--- Task inputs ---
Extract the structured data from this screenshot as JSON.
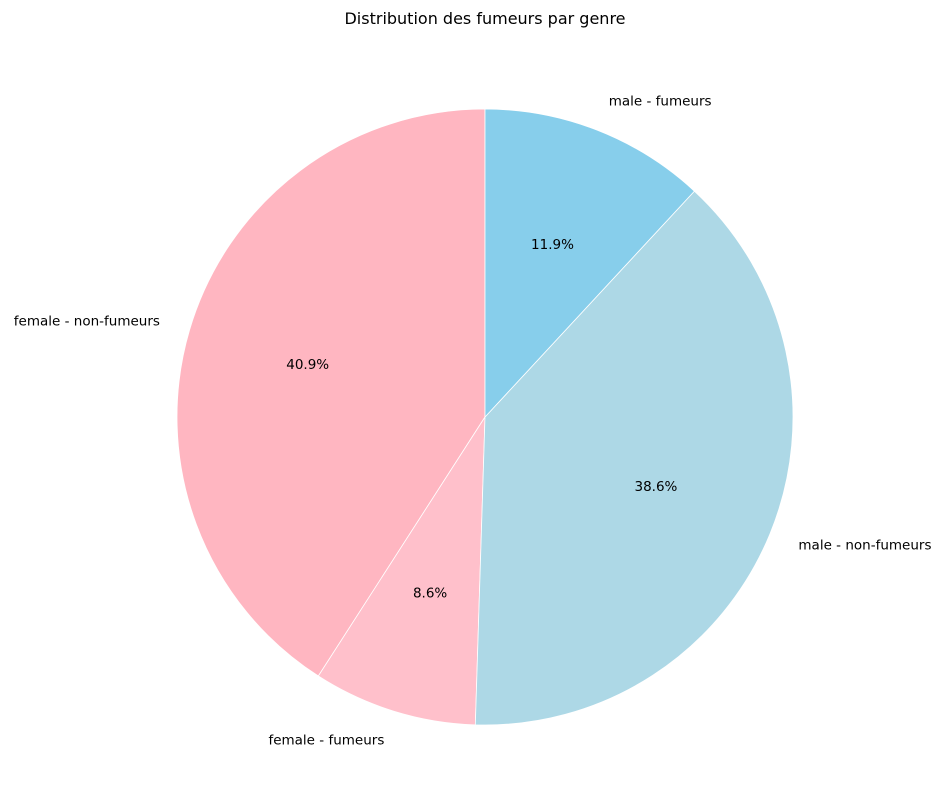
{
  "chart_data": {
    "type": "pie",
    "title": "Distribution des fumeurs par genre",
    "start_angle_deg": 90,
    "direction": "counterclockwise",
    "slices": [
      {
        "label": "female - non-fumeurs",
        "value": 40.9,
        "pct_label": "40.9%",
        "color": "#FFB6C1"
      },
      {
        "label": "female - fumeurs",
        "value": 8.6,
        "pct_label": "8.6%",
        "color": "#FFC0CB"
      },
      {
        "label": "male - non-fumeurs",
        "value": 38.6,
        "pct_label": "38.6%",
        "color": "#ADD8E6"
      },
      {
        "label": "male - fumeurs",
        "value": 11.9,
        "pct_label": "11.9%",
        "color": "#87CEEB"
      }
    ]
  }
}
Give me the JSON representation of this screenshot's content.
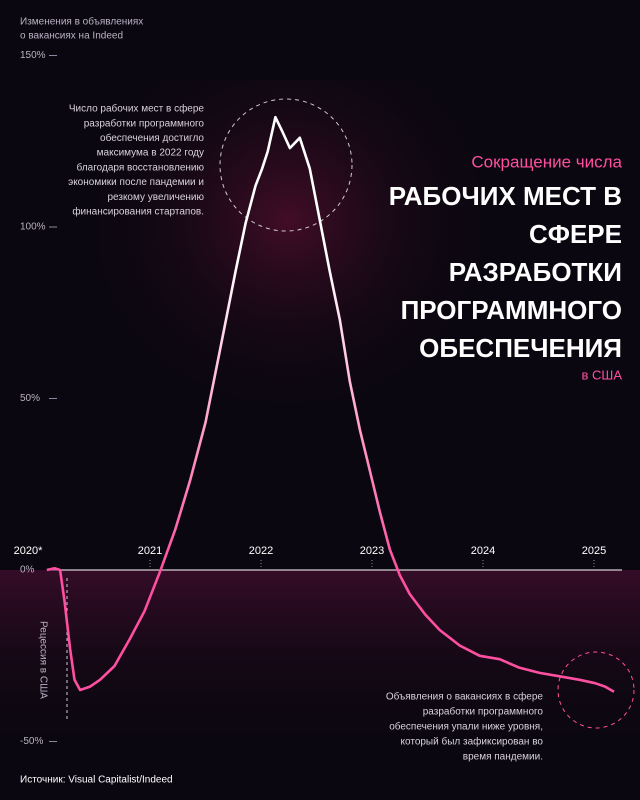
{
  "chart_data": {
    "type": "line",
    "y_label": [
      "Изменения в объявлениях",
      "о вакансиях на Indeed"
    ],
    "title_pre": "Сокращение числа",
    "title_lines": [
      "РАБОЧИХ МЕСТ В",
      "СФЕРЕ",
      "РАЗРАБОТКИ",
      "ПРОГРАММНОГО",
      "ОБЕСПЕЧЕНИЯ"
    ],
    "title_post": "в США",
    "annotation_peak": [
      "Число рабочих мест в сфере",
      "разработки программного",
      "обеспечения достигло",
      "максимума в 2022 году",
      "благодаря восстановлению",
      "экономики после пандемии и",
      "резкому увеличению",
      "финансирования стартапов."
    ],
    "annotation_end": [
      "Объявления о вакансиях в сфере",
      "разработки программного",
      "обеспечения упали ниже уровня,",
      "который был зафиксирован во",
      "время пандемии."
    ],
    "recession_label": "Рецессия в США",
    "source": "Источник: Visual Capitalist/Indeed",
    "xlim": [
      2020,
      2025.3
    ],
    "xticks": [
      {
        "value": 2020,
        "label": "2020*"
      },
      2021,
      2022,
      2023,
      2024,
      2025
    ],
    "ylim": [
      -50,
      150
    ],
    "yticks": [
      {
        "value": 150,
        "label": "150%"
      },
      {
        "value": 100,
        "label": "100%"
      },
      {
        "value": 50,
        "label": "50%"
      },
      {
        "value": 0,
        "label": "0%"
      },
      {
        "value": -50,
        "label": "-50%"
      }
    ],
    "color": "#ffffff",
    "gradient_color": "#ff4fa0",
    "series": [
      {
        "name": "Software development job postings",
        "x": [
          2020.07,
          2020.14,
          2020.19,
          2020.23,
          2020.28,
          2020.32,
          2020.37,
          2020.46,
          2020.55,
          2020.68,
          2020.82,
          2020.95,
          2021.09,
          2021.23,
          2021.36,
          2021.5,
          2021.63,
          2021.77,
          2021.86,
          2021.95,
          2022.01,
          2022.06,
          2022.13,
          2022.19,
          2022.26,
          2022.35,
          2022.44,
          2022.53,
          2022.62,
          2022.71,
          2022.8,
          2022.89,
          2022.98,
          2023.07,
          2023.16,
          2023.25,
          2023.34,
          2023.48,
          2023.61,
          2023.79,
          2023.97,
          2024.15,
          2024.33,
          2024.51,
          2024.69,
          2024.87,
          2025.01,
          2025.1,
          2025.18
        ],
        "values": [
          0,
          0.5,
          0,
          -9,
          -23,
          -32,
          -35,
          -34,
          -32,
          -28,
          -20,
          -12,
          -0.5,
          12,
          26,
          43,
          64,
          87,
          101,
          112,
          117,
          122,
          132,
          128,
          123,
          126,
          117,
          102,
          87,
          73,
          55,
          41,
          29,
          17,
          6,
          -1.5,
          -7,
          -13,
          -17.5,
          -22,
          -25,
          -26,
          -28.5,
          -30,
          -31,
          -32,
          -33,
          -34,
          -35.5
        ]
      }
    ]
  }
}
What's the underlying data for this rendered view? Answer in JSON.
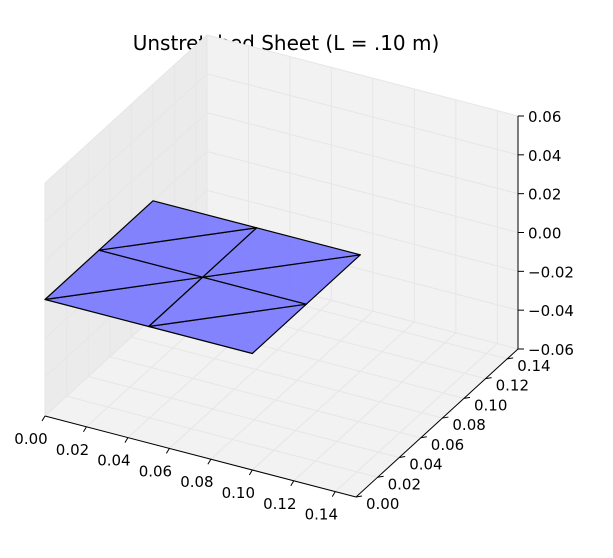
---
Aim – Reproduce every entry word for word, but omit the pictures.

Answer to the problem –
Extract the structured data from this screenshot as JSON.
{
  "chart_data": {
    "type": "pie",
    "title": "Distribution des fumeurs par genre",
    "start_angle_deg": 90,
    "direction": "counterclockwise",
    "slices": [
      {
        "label": "female - non-fumeurs",
        "value": 40.9,
        "pct_label": "40.9%",
        "color": "#FFB6C1"
      },
      {
        "label": "female - fumeurs",
        "value": 8.6,
        "pct_label": "8.6%",
        "color": "#FFC0CB"
      },
      {
        "label": "male - non-fumeurs",
        "value": 38.6,
        "pct_label": "38.6%",
        "color": "#ADD8E6"
      },
      {
        "label": "male - fumeurs",
        "value": 11.9,
        "pct_label": "11.9%",
        "color": "#87CEEB"
      }
    ]
  }
}
Give me the JSON representation of this screenshot's content.
{
  "chart_data": {
    "type": "line",
    "y_label": [
      "Изменения в объявлениях",
      "о вакансиях на Indeed"
    ],
    "title_pre": "Сокращение числа",
    "title_lines": [
      "РАБОЧИХ МЕСТ В",
      "СФЕРЕ",
      "РАЗРАБОТКИ",
      "ПРОГРАММНОГО",
      "ОБЕСПЕЧЕНИЯ"
    ],
    "title_post": "в США",
    "annotation_peak": [
      "Число рабочих мест в сфере",
      "разработки программного",
      "обеспечения достигло",
      "максимума в 2022 году",
      "благодаря восстановлению",
      "экономики после пандемии и",
      "резкому увеличению",
      "финансирования стартапов."
    ],
    "annotation_end": [
      "Объявления о вакансиях в сфере",
      "разработки программного",
      "обеспечения упали ниже уровня,",
      "который был зафиксирован во",
      "время пандемии."
    ],
    "recession_label": "Рецессия в США",
    "source": "Источник: Visual Capitalist/Indeed",
    "xlim": [
      2020,
      2025.3
    ],
    "xticks": [
      {
        "value": 2020,
        "label": "2020*"
      },
      2021,
      2022,
      2023,
      2024,
      2025
    ],
    "ylim": [
      -50,
      150
    ],
    "yticks": [
      {
        "value": 150,
        "label": "150%"
      },
      {
        "value": 100,
        "label": "100%"
      },
      {
        "value": 50,
        "label": "50%"
      },
      {
        "value": 0,
        "label": "0%"
      },
      {
        "value": -50,
        "label": "-50%"
      }
    ],
    "color": "#ffffff",
    "gradient_color": "#ff4fa0",
    "series": [
      {
        "name": "Software development job postings",
        "x": [
          2020.07,
          2020.14,
          2020.19,
          2020.23,
          2020.28,
          2020.32,
          2020.37,
          2020.46,
          2020.55,
          2020.68,
          2020.82,
          2020.95,
          2021.09,
          2021.23,
          2021.36,
          2021.5,
          2021.63,
          2021.77,
          2021.86,
          2021.95,
          2022.01,
          2022.06,
          2022.13,
          2022.19,
          2022.26,
          2022.35,
          2022.44,
          2022.53,
          2022.62,
          2022.71,
          2022.8,
          2022.89,
          2022.98,
          2023.07,
          2023.16,
          2023.25,
          2023.34,
          2023.48,
          2023.61,
          2023.79,
          2023.97,
          2024.15,
          2024.33,
          2024.51,
          2024.69,
          2024.87,
          2025.01,
          2025.1,
          2025.18
        ],
        "values": [
          0,
          0.5,
          0,
          -9,
          -23,
          -32,
          -35,
          -34,
          -32,
          -28,
          -20,
          -12,
          -0.5,
          12,
          26,
          43,
          64,
          87,
          101,
          112,
          117,
          122,
          132,
          128,
          123,
          126,
          117,
          102,
          87,
          73,
          55,
          41,
          29,
          17,
          6,
          -1.5,
          -7,
          -13,
          -17.5,
          -22,
          -25,
          -26,
          -28.5,
          -30,
          -31,
          -32,
          -33,
          -34,
          -35.5
        ]
      }
    ]
  }
}
What's the underlying data for this rendered view? Answer in JSON.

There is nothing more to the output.